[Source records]
○ ○ ○ ○

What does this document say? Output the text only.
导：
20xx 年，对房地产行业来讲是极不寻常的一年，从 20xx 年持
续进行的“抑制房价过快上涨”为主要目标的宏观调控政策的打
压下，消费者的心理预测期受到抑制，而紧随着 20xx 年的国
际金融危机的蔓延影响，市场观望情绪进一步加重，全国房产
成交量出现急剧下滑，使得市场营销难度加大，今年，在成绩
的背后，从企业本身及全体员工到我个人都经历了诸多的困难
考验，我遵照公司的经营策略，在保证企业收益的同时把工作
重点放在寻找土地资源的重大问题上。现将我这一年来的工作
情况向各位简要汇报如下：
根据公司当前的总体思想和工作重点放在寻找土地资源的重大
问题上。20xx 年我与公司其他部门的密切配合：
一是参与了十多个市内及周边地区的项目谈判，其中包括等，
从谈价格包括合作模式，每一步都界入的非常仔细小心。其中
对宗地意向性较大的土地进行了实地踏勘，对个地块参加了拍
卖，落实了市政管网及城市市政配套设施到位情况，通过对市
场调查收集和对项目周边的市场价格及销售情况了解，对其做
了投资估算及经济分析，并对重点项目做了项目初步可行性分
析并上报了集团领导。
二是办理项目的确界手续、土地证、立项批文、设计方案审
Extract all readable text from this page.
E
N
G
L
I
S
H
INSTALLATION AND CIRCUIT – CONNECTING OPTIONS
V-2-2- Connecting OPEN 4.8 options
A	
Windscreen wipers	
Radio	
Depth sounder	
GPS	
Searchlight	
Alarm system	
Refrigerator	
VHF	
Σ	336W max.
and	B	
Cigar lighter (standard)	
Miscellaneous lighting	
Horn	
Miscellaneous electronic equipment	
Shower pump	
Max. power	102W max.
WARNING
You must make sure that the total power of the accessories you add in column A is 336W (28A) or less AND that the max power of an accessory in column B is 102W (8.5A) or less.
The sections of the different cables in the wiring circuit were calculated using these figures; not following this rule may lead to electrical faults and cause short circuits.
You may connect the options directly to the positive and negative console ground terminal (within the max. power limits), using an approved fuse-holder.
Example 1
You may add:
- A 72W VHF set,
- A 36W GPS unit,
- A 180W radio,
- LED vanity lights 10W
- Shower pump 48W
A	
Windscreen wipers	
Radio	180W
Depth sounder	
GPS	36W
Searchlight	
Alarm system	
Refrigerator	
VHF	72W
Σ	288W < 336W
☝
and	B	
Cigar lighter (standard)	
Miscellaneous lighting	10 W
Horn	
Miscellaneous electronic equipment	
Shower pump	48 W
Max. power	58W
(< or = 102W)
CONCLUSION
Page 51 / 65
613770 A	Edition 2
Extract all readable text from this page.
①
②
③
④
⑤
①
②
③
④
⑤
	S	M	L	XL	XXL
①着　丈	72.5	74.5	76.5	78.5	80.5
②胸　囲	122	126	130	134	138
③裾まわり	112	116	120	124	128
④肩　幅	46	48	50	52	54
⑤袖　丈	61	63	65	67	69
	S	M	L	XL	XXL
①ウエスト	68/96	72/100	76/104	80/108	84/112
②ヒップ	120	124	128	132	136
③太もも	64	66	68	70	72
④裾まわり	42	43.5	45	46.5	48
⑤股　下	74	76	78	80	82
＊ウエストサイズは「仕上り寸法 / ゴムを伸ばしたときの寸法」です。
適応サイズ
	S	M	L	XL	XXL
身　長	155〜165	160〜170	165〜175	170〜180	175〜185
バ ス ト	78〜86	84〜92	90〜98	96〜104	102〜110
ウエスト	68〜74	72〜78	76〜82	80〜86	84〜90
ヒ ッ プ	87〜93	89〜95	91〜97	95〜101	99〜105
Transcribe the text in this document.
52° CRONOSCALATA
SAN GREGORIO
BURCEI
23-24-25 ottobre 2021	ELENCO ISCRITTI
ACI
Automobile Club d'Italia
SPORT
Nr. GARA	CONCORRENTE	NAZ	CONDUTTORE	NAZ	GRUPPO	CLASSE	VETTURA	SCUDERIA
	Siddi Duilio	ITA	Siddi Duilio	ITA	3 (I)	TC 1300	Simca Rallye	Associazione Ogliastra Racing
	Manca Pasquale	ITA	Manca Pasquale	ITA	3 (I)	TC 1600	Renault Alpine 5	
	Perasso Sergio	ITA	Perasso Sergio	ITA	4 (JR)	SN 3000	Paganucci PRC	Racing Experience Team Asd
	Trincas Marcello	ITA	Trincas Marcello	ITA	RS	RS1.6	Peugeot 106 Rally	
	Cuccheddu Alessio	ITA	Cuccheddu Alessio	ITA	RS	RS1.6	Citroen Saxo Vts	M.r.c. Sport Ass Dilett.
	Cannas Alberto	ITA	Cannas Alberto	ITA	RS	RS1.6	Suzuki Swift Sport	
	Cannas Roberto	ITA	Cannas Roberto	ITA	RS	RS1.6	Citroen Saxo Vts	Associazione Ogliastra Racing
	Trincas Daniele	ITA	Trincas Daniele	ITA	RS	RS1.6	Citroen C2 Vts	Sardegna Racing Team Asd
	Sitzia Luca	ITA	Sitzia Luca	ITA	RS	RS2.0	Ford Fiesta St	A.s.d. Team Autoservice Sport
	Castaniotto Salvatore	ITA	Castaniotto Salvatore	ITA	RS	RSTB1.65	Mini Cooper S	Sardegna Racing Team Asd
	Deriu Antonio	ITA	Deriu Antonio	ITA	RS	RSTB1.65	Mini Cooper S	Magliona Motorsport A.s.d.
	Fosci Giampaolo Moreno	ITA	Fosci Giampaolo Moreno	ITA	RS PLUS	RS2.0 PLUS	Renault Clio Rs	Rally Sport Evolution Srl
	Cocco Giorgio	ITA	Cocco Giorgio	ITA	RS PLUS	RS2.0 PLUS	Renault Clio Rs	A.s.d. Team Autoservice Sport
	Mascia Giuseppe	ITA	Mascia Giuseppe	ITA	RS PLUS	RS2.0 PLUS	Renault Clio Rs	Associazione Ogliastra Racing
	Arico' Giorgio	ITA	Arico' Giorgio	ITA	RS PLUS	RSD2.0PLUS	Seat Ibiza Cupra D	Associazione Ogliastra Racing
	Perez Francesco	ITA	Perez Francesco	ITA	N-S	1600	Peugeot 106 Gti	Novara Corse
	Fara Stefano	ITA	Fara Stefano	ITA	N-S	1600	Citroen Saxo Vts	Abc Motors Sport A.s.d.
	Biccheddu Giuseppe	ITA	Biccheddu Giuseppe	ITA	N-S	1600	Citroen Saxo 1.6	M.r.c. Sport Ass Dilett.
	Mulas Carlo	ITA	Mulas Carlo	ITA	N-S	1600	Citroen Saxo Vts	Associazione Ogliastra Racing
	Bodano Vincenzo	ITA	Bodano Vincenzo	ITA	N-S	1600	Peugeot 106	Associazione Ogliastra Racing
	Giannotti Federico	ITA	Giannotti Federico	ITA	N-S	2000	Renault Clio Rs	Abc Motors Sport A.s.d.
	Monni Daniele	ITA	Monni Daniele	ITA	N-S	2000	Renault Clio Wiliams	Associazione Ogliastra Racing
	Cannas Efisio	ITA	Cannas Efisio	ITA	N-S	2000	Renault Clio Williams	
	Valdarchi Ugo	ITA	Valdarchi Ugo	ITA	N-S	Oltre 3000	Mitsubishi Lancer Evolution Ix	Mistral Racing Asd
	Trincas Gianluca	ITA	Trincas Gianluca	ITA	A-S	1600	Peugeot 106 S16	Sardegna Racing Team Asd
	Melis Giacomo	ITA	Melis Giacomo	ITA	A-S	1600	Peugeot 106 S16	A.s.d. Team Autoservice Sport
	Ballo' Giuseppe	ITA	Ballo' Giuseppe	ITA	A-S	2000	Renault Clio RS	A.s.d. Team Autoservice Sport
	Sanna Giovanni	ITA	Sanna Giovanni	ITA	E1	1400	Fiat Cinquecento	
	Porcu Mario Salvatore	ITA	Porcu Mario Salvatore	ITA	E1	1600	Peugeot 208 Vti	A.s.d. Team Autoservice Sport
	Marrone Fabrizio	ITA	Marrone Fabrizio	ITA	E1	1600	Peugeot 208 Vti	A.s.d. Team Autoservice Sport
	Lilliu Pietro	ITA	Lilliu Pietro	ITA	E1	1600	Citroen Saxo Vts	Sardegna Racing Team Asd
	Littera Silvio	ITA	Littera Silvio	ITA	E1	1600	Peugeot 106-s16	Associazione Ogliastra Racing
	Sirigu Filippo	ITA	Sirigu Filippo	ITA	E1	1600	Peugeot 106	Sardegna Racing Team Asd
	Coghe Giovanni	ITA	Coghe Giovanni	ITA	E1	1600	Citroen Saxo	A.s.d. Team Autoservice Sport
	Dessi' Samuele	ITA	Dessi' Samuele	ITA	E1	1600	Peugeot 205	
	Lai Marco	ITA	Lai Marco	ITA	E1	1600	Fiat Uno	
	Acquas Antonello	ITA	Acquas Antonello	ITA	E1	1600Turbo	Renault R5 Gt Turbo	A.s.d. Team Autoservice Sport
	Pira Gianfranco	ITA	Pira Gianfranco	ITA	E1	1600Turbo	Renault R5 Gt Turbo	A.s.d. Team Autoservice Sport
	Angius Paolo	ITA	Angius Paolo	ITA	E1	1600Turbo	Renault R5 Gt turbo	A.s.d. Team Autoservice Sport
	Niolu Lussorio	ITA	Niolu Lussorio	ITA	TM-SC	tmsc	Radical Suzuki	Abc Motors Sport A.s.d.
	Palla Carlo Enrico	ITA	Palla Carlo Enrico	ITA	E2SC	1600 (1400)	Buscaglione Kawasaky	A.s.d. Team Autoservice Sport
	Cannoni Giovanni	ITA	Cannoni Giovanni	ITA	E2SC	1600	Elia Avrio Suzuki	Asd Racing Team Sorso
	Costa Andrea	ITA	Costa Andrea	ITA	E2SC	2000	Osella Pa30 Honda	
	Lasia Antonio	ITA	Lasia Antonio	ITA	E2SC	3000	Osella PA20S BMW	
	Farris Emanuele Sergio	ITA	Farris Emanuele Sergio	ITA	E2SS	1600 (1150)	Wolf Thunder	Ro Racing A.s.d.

○ ○ ○ ○

> **Work to be completed**:
Note how many lines of the material contain the string "pump". Then report that number by itself.

> **Expected answer**:
3